### [DIRECTION]
Which lines hold the string "label"? Copy every one of them.

### [PROVIDED ENTRIES]
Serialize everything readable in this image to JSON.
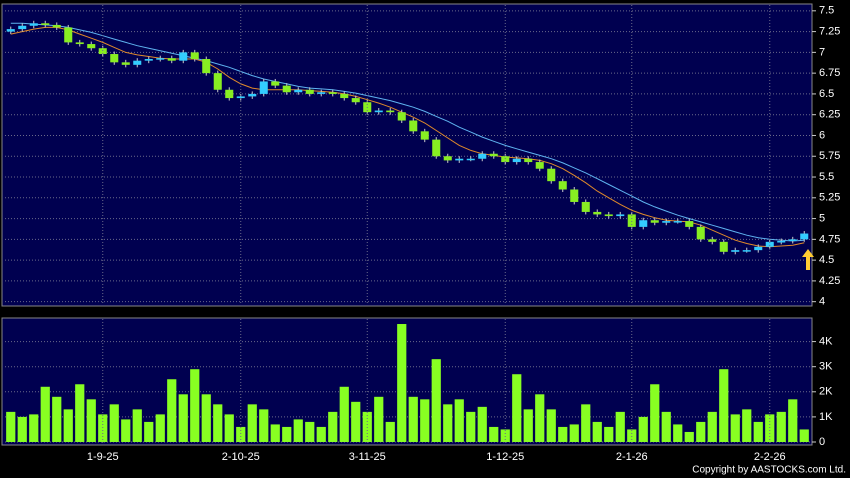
{
  "chart_data": [
    {
      "type": "candlestick",
      "up_color": "#33ccff",
      "down_color": "#88ee22",
      "open": [
        7.25,
        7.28,
        7.32,
        7.35,
        7.33,
        7.3,
        7.12,
        7.1,
        7.05,
        6.98,
        6.88,
        6.85,
        6.9,
        6.92,
        6.93,
        6.9,
        7.0,
        6.92,
        6.75,
        6.55,
        6.45,
        6.47,
        6.5,
        6.65,
        6.6,
        6.52,
        6.55,
        6.5,
        6.52,
        6.5,
        6.45,
        6.4,
        6.28,
        6.3,
        6.28,
        6.18,
        6.05,
        5.95,
        5.75,
        5.7,
        5.72,
        5.72,
        5.78,
        5.75,
        5.68,
        5.72,
        5.68,
        5.6,
        5.45,
        5.35,
        5.2,
        5.08,
        5.05,
        5.03,
        5.05,
        4.9,
        4.98,
        4.95,
        4.97,
        4.97,
        4.9,
        4.75,
        4.72,
        4.6,
        4.62,
        4.62,
        4.66,
        4.72,
        4.73,
        4.75
      ],
      "high": [
        7.31,
        7.35,
        7.38,
        7.38,
        7.36,
        7.33,
        7.15,
        7.13,
        7.08,
        7.01,
        6.91,
        6.93,
        6.95,
        6.96,
        6.96,
        7.03,
        7.03,
        6.95,
        6.78,
        6.58,
        6.5,
        6.53,
        6.68,
        6.68,
        6.63,
        6.58,
        6.58,
        6.55,
        6.55,
        6.53,
        6.48,
        6.43,
        6.33,
        6.33,
        6.31,
        6.21,
        6.08,
        5.98,
        5.78,
        5.75,
        5.75,
        5.81,
        5.81,
        5.78,
        5.75,
        5.75,
        5.71,
        5.63,
        5.48,
        5.38,
        5.23,
        5.11,
        5.08,
        5.08,
        5.08,
        5.01,
        5.01,
        5.0,
        5.0,
        5.0,
        4.93,
        4.78,
        4.75,
        4.65,
        4.65,
        4.69,
        4.75,
        4.76,
        4.78,
        4.85
      ],
      "low": [
        7.22,
        7.25,
        7.29,
        7.3,
        7.27,
        7.09,
        7.07,
        7.02,
        6.95,
        6.85,
        6.82,
        6.82,
        6.87,
        6.89,
        6.87,
        6.87,
        6.89,
        6.72,
        6.52,
        6.42,
        6.42,
        6.44,
        6.47,
        6.57,
        6.49,
        6.49,
        6.47,
        6.47,
        6.47,
        6.42,
        6.37,
        6.25,
        6.25,
        6.25,
        6.15,
        6.02,
        5.92,
        5.72,
        5.67,
        5.67,
        5.69,
        5.69,
        5.72,
        5.65,
        5.65,
        5.65,
        5.57,
        5.42,
        5.32,
        5.17,
        5.05,
        5.02,
        5.0,
        5.0,
        4.87,
        4.87,
        4.92,
        4.92,
        4.94,
        4.87,
        4.72,
        4.69,
        4.57,
        4.57,
        4.59,
        4.59,
        4.63,
        4.69,
        4.7,
        4.72
      ],
      "close": [
        7.28,
        7.32,
        7.35,
        7.33,
        7.3,
        7.12,
        7.1,
        7.05,
        6.98,
        6.88,
        6.85,
        6.9,
        6.92,
        6.93,
        6.9,
        7.0,
        6.92,
        6.75,
        6.55,
        6.45,
        6.47,
        6.5,
        6.65,
        6.6,
        6.52,
        6.55,
        6.5,
        6.52,
        6.5,
        6.45,
        6.4,
        6.28,
        6.3,
        6.28,
        6.18,
        6.05,
        5.95,
        5.75,
        5.7,
        5.72,
        5.72,
        5.78,
        5.75,
        5.68,
        5.72,
        5.68,
        5.6,
        5.45,
        5.35,
        5.2,
        5.08,
        5.05,
        5.03,
        5.05,
        4.9,
        4.98,
        4.95,
        4.97,
        4.97,
        4.9,
        4.75,
        4.72,
        4.6,
        4.62,
        4.62,
        4.66,
        4.72,
        4.73,
        4.75,
        4.82
      ],
      "lines": [
        {
          "color": "#e08a2a",
          "values": [
            7.22,
            7.25,
            7.28,
            7.3,
            7.3,
            7.27,
            7.22,
            7.17,
            7.12,
            7.06,
            7.0,
            6.97,
            6.95,
            6.93,
            6.92,
            6.92,
            6.92,
            6.88,
            6.8,
            6.7,
            6.62,
            6.57,
            6.55,
            6.55,
            6.55,
            6.55,
            6.54,
            6.53,
            6.52,
            6.5,
            6.47,
            6.43,
            6.39,
            6.34,
            6.28,
            6.22,
            6.15,
            6.06,
            5.97,
            5.88,
            5.82,
            5.78,
            5.76,
            5.74,
            5.73,
            5.72,
            5.7,
            5.66,
            5.6,
            5.52,
            5.43,
            5.33,
            5.25,
            5.17,
            5.1,
            5.05,
            5.01,
            4.98,
            4.97,
            4.96,
            4.92,
            4.86,
            4.8,
            4.74,
            4.7,
            4.67,
            4.66,
            4.67,
            4.68,
            4.71
          ]
        },
        {
          "color": "#5fb4f0",
          "values": [
            7.35,
            7.35,
            7.34,
            7.33,
            7.32,
            7.3,
            7.27,
            7.24,
            7.2,
            7.16,
            7.12,
            7.08,
            7.05,
            7.02,
            6.99,
            6.96,
            6.93,
            6.9,
            6.86,
            6.82,
            6.77,
            6.72,
            6.68,
            6.65,
            6.62,
            6.59,
            6.57,
            6.56,
            6.55,
            6.53,
            6.51,
            6.48,
            6.45,
            6.42,
            6.38,
            6.34,
            6.29,
            6.23,
            6.17,
            6.1,
            6.04,
            5.98,
            5.93,
            5.88,
            5.84,
            5.8,
            5.76,
            5.72,
            5.67,
            5.61,
            5.55,
            5.48,
            5.41,
            5.34,
            5.27,
            5.2,
            5.14,
            5.09,
            5.04,
            5.0,
            4.96,
            4.92,
            4.88,
            4.84,
            4.8,
            4.77,
            4.75,
            4.74,
            4.73,
            4.74
          ]
        }
      ],
      "ylim": [
        3.96,
        7.57
      ],
      "yticks": [
        4,
        4.25,
        4.5,
        4.75,
        5,
        5.25,
        5.5,
        5.75,
        6,
        6.25,
        6.5,
        6.75,
        7,
        7.25,
        7.5
      ],
      "grid": true
    },
    {
      "type": "bar",
      "color": "#88ff22",
      "categories": [
        null,
        null,
        null,
        null,
        null,
        null,
        null,
        null,
        "1-9-25",
        null,
        null,
        null,
        null,
        null,
        null,
        null,
        null,
        null,
        null,
        null,
        "2-10-25",
        null,
        null,
        null,
        null,
        null,
        null,
        null,
        null,
        null,
        null,
        "3-11-25",
        null,
        null,
        null,
        null,
        null,
        null,
        null,
        null,
        null,
        null,
        null,
        "1-12-25",
        null,
        null,
        null,
        null,
        null,
        null,
        null,
        null,
        null,
        null,
        "2-1-26",
        null,
        null,
        null,
        null,
        null,
        null,
        null,
        null,
        null,
        null,
        null,
        "2-2-26",
        null,
        null,
        null
      ],
      "values": [
        1200,
        1000,
        1100,
        2200,
        1800,
        1300,
        2300,
        1700,
        1100,
        1500,
        900,
        1300,
        800,
        1100,
        2500,
        1900,
        2900,
        1900,
        1500,
        1100,
        600,
        1500,
        1300,
        700,
        600,
        900,
        800,
        600,
        1200,
        2200,
        1600,
        1200,
        1800,
        800,
        4700,
        1800,
        1700,
        3300,
        1500,
        1700,
        1200,
        1400,
        600,
        500,
        2700,
        1300,
        1900,
        1300,
        600,
        700,
        1500,
        800,
        600,
        1200,
        500,
        1000,
        2300,
        1200,
        700,
        400,
        800,
        1200,
        2900,
        1100,
        1300,
        800,
        1100,
        1200,
        1700,
        500
      ],
      "ylim": [
        -80,
        4900
      ],
      "yticks": [
        {
          "value": 0,
          "label": "0"
        },
        {
          "value": 1000,
          "label": "1K"
        },
        {
          "value": 2000,
          "label": "2K"
        },
        {
          "value": 3000,
          "label": "3K"
        },
        {
          "value": 4000,
          "label": "4K"
        }
      ],
      "grid": true
    }
  ],
  "footer": "Copyright by AASTOCKS.com Ltd."
}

### [TASK OUTPUT]
          "label": "0"
          "label": "1K"
          "label": "2K"
          "label": "3K"
          "label": "4K"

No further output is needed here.